* TASK GOAL
Keep the images out and copy every entry below exactly.

---------------

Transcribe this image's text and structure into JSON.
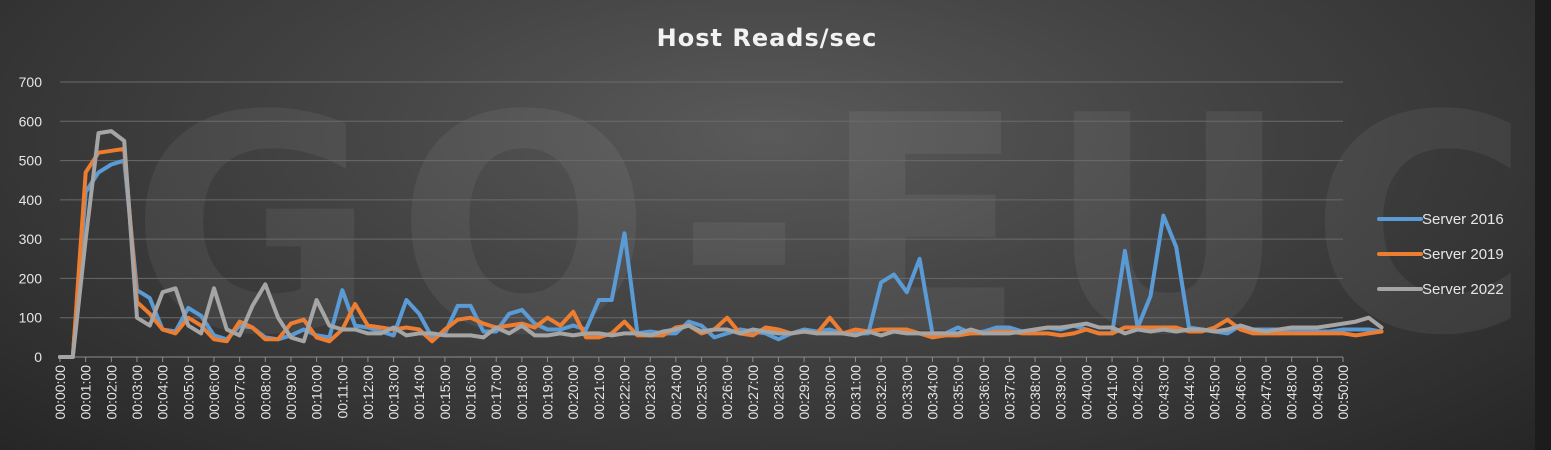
{
  "watermark": "GO-EUC",
  "chart_data": {
    "type": "line",
    "title": "Host Reads/sec",
    "xlabel": "",
    "ylabel": "",
    "ylim": [
      0,
      700
    ],
    "yticks": [
      0,
      100,
      200,
      300,
      400,
      500,
      600,
      700
    ],
    "grid": true,
    "legend_position": "right",
    "x_tick_labels": [
      "00:00:00",
      "00:01:00",
      "00:02:00",
      "00:03:00",
      "00:04:00",
      "00:05:00",
      "00:06:00",
      "00:07:00",
      "00:08:00",
      "00:09:00",
      "00:10:00",
      "00:11:00",
      "00:12:00",
      "00:13:00",
      "00:14:00",
      "00:15:00",
      "00:16:00",
      "00:17:00",
      "00:18:00",
      "00:19:00",
      "00:20:00",
      "00:21:00",
      "00:22:00",
      "00:23:00",
      "00:24:00",
      "00:25:00",
      "00:26:00",
      "00:27:00",
      "00:28:00",
      "00:29:00",
      "00:30:00",
      "00:31:00",
      "00:32:00",
      "00:33:00",
      "00:34:00",
      "00:35:00",
      "00:36:00",
      "00:37:00",
      "00:38:00",
      "00:39:00",
      "00:40:00",
      "00:41:00",
      "00:42:00",
      "00:43:00",
      "00:44:00",
      "00:45:00",
      "00:46:00",
      "00:47:00",
      "00:48:00",
      "00:49:00",
      "00:50:00"
    ],
    "x_step_seconds": 30,
    "series": [
      {
        "name": "Server 2016",
        "color": "#5b9bd5",
        "values": [
          0,
          0,
          420,
          470,
          490,
          500,
          170,
          150,
          70,
          65,
          125,
          105,
          55,
          45,
          80,
          75,
          50,
          45,
          55,
          70,
          55,
          50,
          170,
          80,
          75,
          65,
          55,
          145,
          110,
          50,
          60,
          130,
          130,
          65,
          65,
          110,
          120,
          85,
          70,
          70,
          80,
          70,
          145,
          145,
          315,
          60,
          65,
          60,
          60,
          90,
          80,
          50,
          60,
          70,
          65,
          60,
          45,
          60,
          70,
          65,
          70,
          60,
          60,
          60,
          190,
          210,
          165,
          250,
          60,
          60,
          75,
          60,
          65,
          75,
          75,
          65,
          70,
          75,
          70,
          80,
          70,
          60,
          60,
          270,
          75,
          155,
          360,
          280,
          75,
          70,
          65,
          60,
          80,
          70,
          70,
          70,
          70,
          65,
          65,
          65,
          70,
          70,
          70,
          65
        ]
      },
      {
        "name": "Server 2019",
        "color": "#ed7d31",
        "values": [
          0,
          0,
          470,
          520,
          525,
          530,
          140,
          110,
          70,
          60,
          100,
          80,
          45,
          40,
          90,
          75,
          45,
          45,
          85,
          95,
          50,
          40,
          70,
          135,
          80,
          75,
          70,
          75,
          70,
          40,
          70,
          95,
          100,
          85,
          75,
          80,
          85,
          75,
          100,
          80,
          115,
          50,
          50,
          60,
          90,
          55,
          55,
          55,
          75,
          80,
          60,
          70,
          100,
          60,
          55,
          75,
          70,
          60,
          65,
          60,
          100,
          60,
          70,
          65,
          70,
          70,
          70,
          60,
          50,
          55,
          55,
          60,
          60,
          65,
          65,
          60,
          60,
          60,
          55,
          60,
          70,
          60,
          60,
          75,
          75,
          75,
          75,
          75,
          65,
          65,
          75,
          95,
          70,
          60,
          60,
          60,
          60,
          60,
          60,
          60,
          60,
          55,
          60,
          65
        ]
      },
      {
        "name": "Server 2022",
        "color": "#a5a5a5",
        "values": [
          0,
          0,
          300,
          570,
          575,
          550,
          100,
          80,
          165,
          175,
          80,
          60,
          175,
          70,
          55,
          130,
          185,
          100,
          50,
          40,
          145,
          80,
          70,
          70,
          60,
          60,
          75,
          55,
          60,
          60,
          55,
          55,
          55,
          50,
          75,
          60,
          80,
          55,
          55,
          60,
          55,
          60,
          60,
          55,
          60,
          60,
          55,
          65,
          70,
          80,
          65,
          70,
          70,
          60,
          70,
          65,
          60,
          60,
          65,
          60,
          60,
          60,
          55,
          65,
          55,
          65,
          60,
          60,
          60,
          60,
          60,
          70,
          60,
          60,
          60,
          65,
          70,
          75,
          75,
          80,
          85,
          75,
          75,
          60,
          70,
          65,
          70,
          65,
          70,
          70,
          65,
          70,
          80,
          70,
          65,
          70,
          75,
          75,
          75,
          80,
          85,
          90,
          100,
          75
        ]
      }
    ]
  }
}
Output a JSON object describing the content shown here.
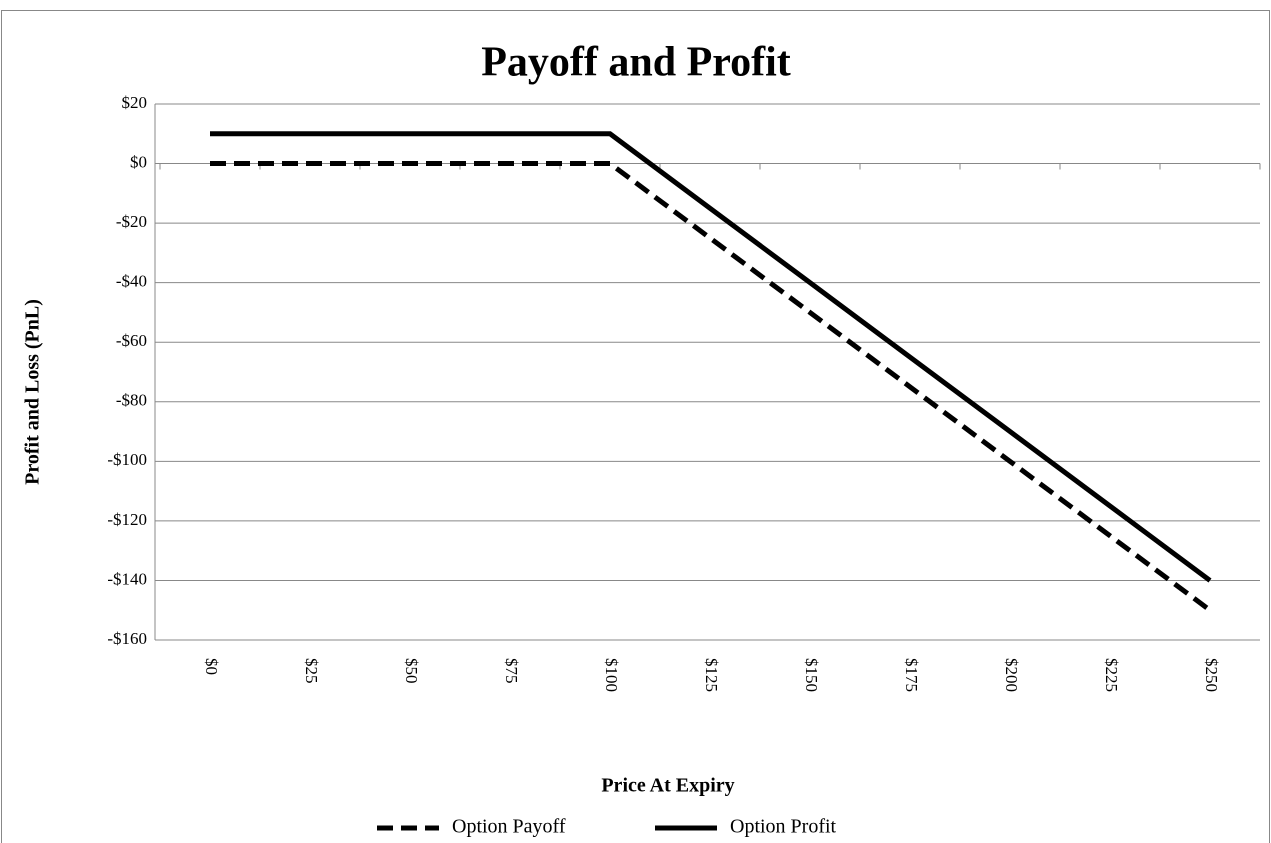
{
  "chart_data": {
    "type": "line",
    "title": "Payoff and Profit",
    "x_label": "Price At Expiry",
    "y_label": "Profit and Loss (PnL)",
    "categories": [
      "$0",
      "$25",
      "$50",
      "$75",
      "$100",
      "$125",
      "$150",
      "$175",
      "$200",
      "$225",
      "$250"
    ],
    "series": [
      {
        "name": "Option Payoff",
        "color": "#000000",
        "line_style": "dashed",
        "values": [
          0,
          0,
          0,
          0,
          0,
          -25,
          -50,
          -75,
          -100,
          -125,
          -150
        ]
      },
      {
        "name": "Option Profit",
        "color": "#000000",
        "line_style": "solid",
        "values": [
          10,
          10,
          10,
          10,
          10,
          -15,
          -40,
          -65,
          -90,
          -115,
          -140
        ]
      }
    ],
    "ylim": [
      -160,
      20
    ],
    "yticks": [
      {
        "value": -160,
        "label": "-$160"
      },
      {
        "value": -140,
        "label": "-$140"
      },
      {
        "value": -120,
        "label": "-$120"
      },
      {
        "value": -100,
        "label": "-$100"
      },
      {
        "value": -80,
        "label": "-$80"
      },
      {
        "value": -60,
        "label": "-$60"
      },
      {
        "value": -40,
        "label": "-$40"
      },
      {
        "value": -20,
        "label": "-$20"
      },
      {
        "value": 0,
        "label": "$0"
      },
      {
        "value": 20,
        "label": "$20"
      }
    ],
    "grid": true,
    "legend": "bottom"
  }
}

---------------

* EXERCISE RESULT
Transcribe this image's text and structure into JSON.
{
  "watermark": "GO-EUC",
  "chart_data": {
    "type": "line",
    "title": "Host Reads/sec",
    "xlabel": "",
    "ylabel": "",
    "ylim": [
      0,
      700
    ],
    "yticks": [
      0,
      100,
      200,
      300,
      400,
      500,
      600,
      700
    ],
    "grid": true,
    "legend_position": "right",
    "x_tick_labels": [
      "00:00:00",
      "00:01:00",
      "00:02:00",
      "00:03:00",
      "00:04:00",
      "00:05:00",
      "00:06:00",
      "00:07:00",
      "00:08:00",
      "00:09:00",
      "00:10:00",
      "00:11:00",
      "00:12:00",
      "00:13:00",
      "00:14:00",
      "00:15:00",
      "00:16:00",
      "00:17:00",
      "00:18:00",
      "00:19:00",
      "00:20:00",
      "00:21:00",
      "00:22:00",
      "00:23:00",
      "00:24:00",
      "00:25:00",
      "00:26:00",
      "00:27:00",
      "00:28:00",
      "00:29:00",
      "00:30:00",
      "00:31:00",
      "00:32:00",
      "00:33:00",
      "00:34:00",
      "00:35:00",
      "00:36:00",
      "00:37:00",
      "00:38:00",
      "00:39:00",
      "00:40:00",
      "00:41:00",
      "00:42:00",
      "00:43:00",
      "00:44:00",
      "00:45:00",
      "00:46:00",
      "00:47:00",
      "00:48:00",
      "00:49:00",
      "00:50:00"
    ],
    "x_step_seconds": 30,
    "series": [
      {
        "name": "Server 2016",
        "color": "#5b9bd5",
        "values": [
          0,
          0,
          420,
          470,
          490,
          500,
          170,
          150,
          70,
          65,
          125,
          105,
          55,
          45,
          80,
          75,
          50,
          45,
          55,
          70,
          55,
          50,
          170,
          80,
          75,
          65,
          55,
          145,
          110,
          50,
          60,
          130,
          130,
          65,
          65,
          110,
          120,
          85,
          70,
          70,
          80,
          70,
          145,
          145,
          315,
          60,
          65,
          60,
          60,
          90,
          80,
          50,
          60,
          70,
          65,
          60,
          45,
          60,
          70,
          65,
          70,
          60,
          60,
          60,
          190,
          210,
          165,
          250,
          60,
          60,
          75,
          60,
          65,
          75,
          75,
          65,
          70,
          75,
          70,
          80,
          70,
          60,
          60,
          270,
          75,
          155,
          360,
          280,
          75,
          70,
          65,
          60,
          80,
          70,
          70,
          70,
          70,
          65,
          65,
          65,
          70,
          70,
          70,
          65
        ]
      },
      {
        "name": "Server 2019",
        "color": "#ed7d31",
        "values": [
          0,
          0,
          470,
          520,
          525,
          530,
          140,
          110,
          70,
          60,
          100,
          80,
          45,
          40,
          90,
          75,
          45,
          45,
          85,
          95,
          50,
          40,
          70,
          135,
          80,
          75,
          70,
          75,
          70,
          40,
          70,
          95,
          100,
          85,
          75,
          80,
          85,
          75,
          100,
          80,
          115,
          50,
          50,
          60,
          90,
          55,
          55,
          55,
          75,
          80,
          60,
          70,
          100,
          60,
          55,
          75,
          70,
          60,
          65,
          60,
          100,
          60,
          70,
          65,
          70,
          70,
          70,
          60,
          50,
          55,
          55,
          60,
          60,
          65,
          65,
          60,
          60,
          60,
          55,
          60,
          70,
          60,
          60,
          75,
          75,
          75,
          75,
          75,
          65,
          65,
          75,
          95,
          70,
          60,
          60,
          60,
          60,
          60,
          60,
          60,
          60,
          55,
          60,
          65
        ]
      },
      {
        "name": "Server 2022",
        "color": "#a5a5a5",
        "values": [
          0,
          0,
          300,
          570,
          575,
          550,
          100,
          80,
          165,
          175,
          80,
          60,
          175,
          70,
          55,
          130,
          185,
          100,
          50,
          40,
          145,
          80,
          70,
          70,
          60,
          60,
          75,
          55,
          60,
          60,
          55,
          55,
          55,
          50,
          75,
          60,
          80,
          55,
          55,
          60,
          55,
          60,
          60,
          55,
          60,
          60,
          55,
          65,
          70,
          80,
          65,
          70,
          70,
          60,
          70,
          65,
          60,
          60,
          65,
          60,
          60,
          60,
          55,
          65,
          55,
          65,
          60,
          60,
          60,
          60,
          60,
          70,
          60,
          60,
          60,
          65,
          70,
          75,
          75,
          80,
          85,
          75,
          75,
          60,
          70,
          65,
          70,
          65,
          70,
          70,
          65,
          70,
          80,
          70,
          65,
          70,
          75,
          75,
          75,
          80,
          85,
          90,
          100,
          75
        ]
      }
    ]
  }
}
Output a JSON object describing the content shown here.
{
  "chart_data": {
    "type": "line",
    "title": "Payoff and Profit",
    "x_label": "Price At Expiry",
    "y_label": "Profit and Loss (PnL)",
    "categories": [
      "$0",
      "$25",
      "$50",
      "$75",
      "$100",
      "$125",
      "$150",
      "$175",
      "$200",
      "$225",
      "$250"
    ],
    "series": [
      {
        "name": "Option Payoff",
        "color": "#000000",
        "line_style": "dashed",
        "values": [
          0,
          0,
          0,
          0,
          0,
          -25,
          -50,
          -75,
          -100,
          -125,
          -150
        ]
      },
      {
        "name": "Option Profit",
        "color": "#000000",
        "line_style": "solid",
        "values": [
          10,
          10,
          10,
          10,
          10,
          -15,
          -40,
          -65,
          -90,
          -115,
          -140
        ]
      }
    ],
    "ylim": [
      -160,
      20
    ],
    "yticks": [
      {
        "value": -160,
        "label": "-$160"
      },
      {
        "value": -140,
        "label": "-$140"
      },
      {
        "value": -120,
        "label": "-$120"
      },
      {
        "value": -100,
        "label": "-$100"
      },
      {
        "value": -80,
        "label": "-$80"
      },
      {
        "value": -60,
        "label": "-$60"
      },
      {
        "value": -40,
        "label": "-$40"
      },
      {
        "value": -20,
        "label": "-$20"
      },
      {
        "value": 0,
        "label": "$0"
      },
      {
        "value": 20,
        "label": "$20"
      }
    ],
    "grid": true,
    "legend": "bottom"
  }
}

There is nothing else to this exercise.